Every entry below should be printed exactly, without its images.

START Data rows

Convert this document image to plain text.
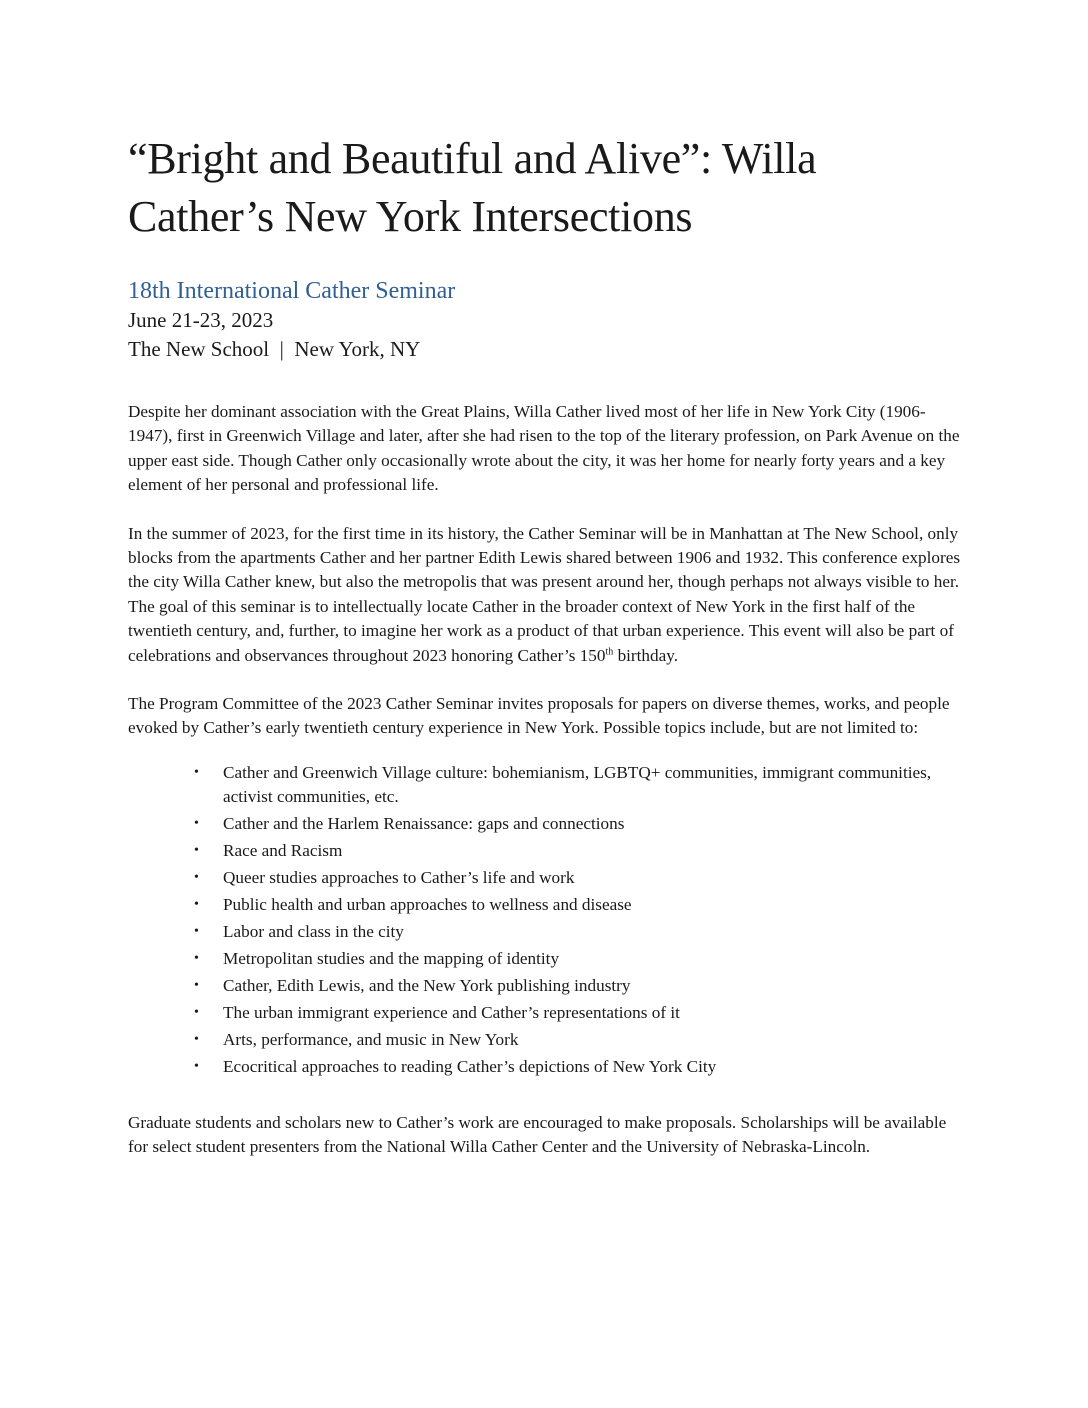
“Bright and Beautiful and Alive”: Willa Cather’s New York Intersections
18th International Cather Seminar

June 21-23, 2023

The New School  |  New York, NY

Despite her dominant association with the Great Plains, Willa Cather lived most of her life in New York City (1906-1947), first in Greenwich Village and later, after she had risen to the top of the literary profession, on Park Avenue on the upper east side. Though Cather only occasionally wrote about the city, it was her home for nearly forty years and a key element of her personal and professional life.

In the summer of 2023, for the first time in its history, the Cather Seminar will be in Manhattan at The New School, only blocks from the apartments Cather and her partner Edith Lewis shared between 1906 and 1932. This conference explores the city Willa Cather knew, but also the metropolis that was present around her, though perhaps not always visible to her. The goal of this seminar is to intellectually locate Cather in the broader context of New York in the first half of the twentieth century, and, further, to imagine her work as a product of that urban experience. This event will also be part of celebrations and observances throughout 2023 honoring Cather’s 150th birthday.

The Program Committee of the 2023 Cather Seminar invites proposals for papers on diverse themes, works, and people evoked by Cather’s early twentieth century experience in New York. Possible topics include, but are not limited to:

• Cather and Greenwich Village culture: bohemianism, LGBTQ+ communities, immigrant communities, activist communities, etc.
• Cather and the Harlem Renaissance: gaps and connections
• Race and Racism
• Queer studies approaches to Cather’s life and work
• Public health and urban approaches to wellness and disease
• Labor and class in the city
• Metropolitan studies and the mapping of identity
• Cather, Edith Lewis, and the New York publishing industry
• The urban immigrant experience and Cather’s representations of it
• Arts, performance, and music in New York
• Ecocritical approaches to reading Cather’s depictions of New York City

Graduate students and scholars new to Cather’s work are encouraged to make proposals. Scholarships will be available for select student presenters from the National Willa Cather Center and the University of Nebraska-Lincoln.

END Data rows

> Complete answer
Convert this document image to plain text.
“Bright and Beautiful and Alive”: Willa Cather’s New York Intersections
18th International Cather Seminar

June 21-23, 2023

The New School  |  New York, NY

Despite her dominant association with the Great Plains, Willa Cather lived most of her life in New York City (1906-1947), first in Greenwich Village and later, after she had risen to the top of the literary profession, on Park Avenue on the upper east side. Though Cather only occasionally wrote about the city, it was her home for nearly forty years and a key element of her personal and professional life.

In the summer of 2023, for the first time in its history, the Cather Seminar will be in Manhattan at The New School, only blocks from the apartments Cather and her partner Edith Lewis shared between 1906 and 1932. This conference explores the city Willa Cather knew, but also the metropolis that was present around her, though perhaps not always visible to her. The goal of this seminar is to intellectually locate Cather in the broader context of New York in the first half of the twentieth century, and, further, to imagine her work as a product of that urban experience. This event will also be part of celebrations and observances throughout 2023 honoring Cather’s 150th birthday.

The Program Committee of the 2023 Cather Seminar invites proposals for papers on diverse themes, works, and people evoked by Cather’s early twentieth century experience in New York. Possible topics include, but are not limited to:

• Cather and Greenwich Village culture: bohemianism, LGBTQ+ communities, immigrant communities, activist communities, etc.
• Cather and the Harlem Renaissance: gaps and connections
• Race and Racism
• Queer studies approaches to Cather’s life and work
• Public health and urban approaches to wellness and disease
• Labor and class in the city
• Metropolitan studies and the mapping of identity
• Cather, Edith Lewis, and the New York publishing industry
• The urban immigrant experience and Cather’s representations of it
• Arts, performance, and music in New York
• Ecocritical approaches to reading Cather’s depictions of New York City

Graduate students and scholars new to Cather’s work are encouraged to make proposals. Scholarships will be available for select student presenters from the National Willa Cather Center and the University of Nebraska-Lincoln.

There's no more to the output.